PAGE EXTRACT ▸

Huge amount of poultry dung are found being dumped in urban cities of Nigeria
which constitutes health hazard. Its use as farm manure has helped to reduce
environmental pollution. Peasant farmers in Southwestern Nigeria have noted
the impact of mineral fertilizers on crop yields but have been using them without
soil test. It is necessary to study the rate at which NPK fertilizer, cocoa
pod ash and poultry manure release N, P, K Ca and Mg to the soil for crop production.
Hence, the objective of this study was to compare the effects of NPK 20:10:10
fertilizer, cocoa pod ash and poultry manure on soil nutrient status and some
other soil fertility variables.
MATERIALS AND METHODS
Soil and organic wastes analysis: Laboratory incubation study was carried
from March-May 2009 to determine the effects of NPK 20:10:10 fertilizer, cocoa
pod ash and poultry manure on soil nutrient status as well as their interactions
on Alfisol in southwestern Nigeria. Soil samples were collected from the field
at 0-20 cm depth, air-dried and sieved through 2 mm sieved mesh. Part of the
soil samples was used for routine soil analysis and the remaining soil sample
was used for laboratory incubation study.
The pH of the soil was determined in 2:1 CaCl2/soil suspension using
a glass electrode pH meter. Organic matter was determined by the Walkley
and Black (1934) dichromate oxidation method. The percentage organic matter
was calculated by multiplying the values of organic carbon by the conventional
Van Bemmeller factor of 1.724 based on the assumption that soil organic matter
contains 58% carbon (Allison, 1982). Total N was determined
by the Kjedahl method (Jackson, 1962). Available phosphorus
was extracted by 0.03 M NH4F+0.025 M HCl (Bray and Kurtz,
1945) and the P in the extractant was determined by colorimeter. Exchangeable
bases (Na, Ca, K and Mg) were extracted with 1 N ammonium acetate at pH 7.0.
Potassium and Na were read using flame photometer while Ca and Mg were determined
by Perkin Elmer 20 Atomic Absorption Spectrophotometer (AAS) (AOAC,
1990).
The exchangeable acidity was determined from 0.1 M KCl extracts and titrated
with 0.1 M HCl (Mclean, 1982). Effective Cation Exchange
Capacity (ECEC) was established as the summation of the exchangeable cations
(K, Ca, Mg and Na).
The nutrient composition of powdered poultry manure and cocoa husk ash were
also determined after ashing in the muffle furnace. Total N was determined by
Kjedahl method. For other nutrients, ground samples were subjected to wet digestion
using 25-5-5 mL of HNO3-H2SO4-HClO4
acids (AOAC, 1990). The filtrate was used for nutrients determination
as done in routine soil analysis. Total P was determined by colorimeter, K by
flame photometer and Ca, Mg and by AAS.

INFORMATION PROVIDED ▸
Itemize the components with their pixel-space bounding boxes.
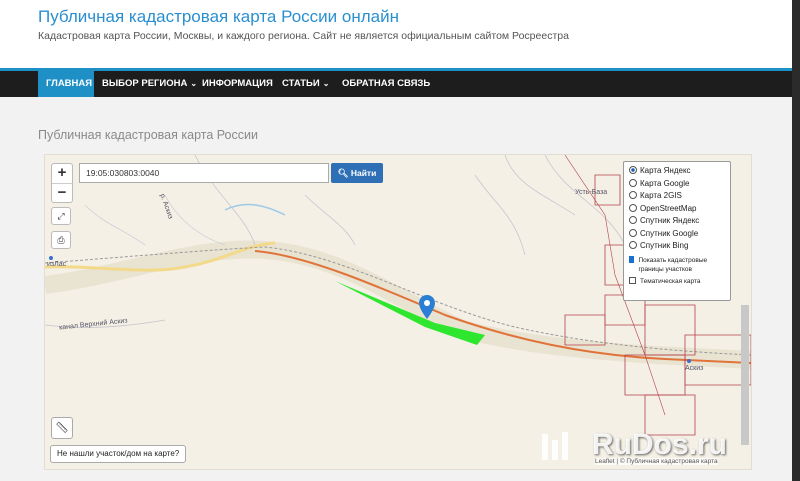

PROBLEMS ▸
a) Reproduce the passage from the soil study excerpt above, from "The pH of the" up to and including "acetate at pH 7.0.".
b) In the soil study excerpt above, during which months and year was the laboratory incubation study carried out?

ANSWERS TO THE EXERCISE ▸
a)
The pH of the soil was determined in 2:1 CaCl2/soil suspension using
a glass electrode pH meter. Organic matter was determined by the Walkley
and Black (1934) dichromate oxidation method. The percentage organic matter
was calculated by multiplying the values of organic carbon by the conventional
Van Bemmeller factor of 1.724 based on the assumption that soil organic matter
contains 58% carbon (Allison, 1982). Total N was determined
by the Kjedahl method (Jackson, 1962). Available phosphorus
was extracted by 0.03 M NH4F+0.025 M HCl (Bray and Kurtz,
1945) and the P in the extractant was determined by colorimeter. Exchangeable
bases (Na, Ca, K and Mg) were extracted with 1 N ammonium acetate at pH 7.0.

b) March to May 2009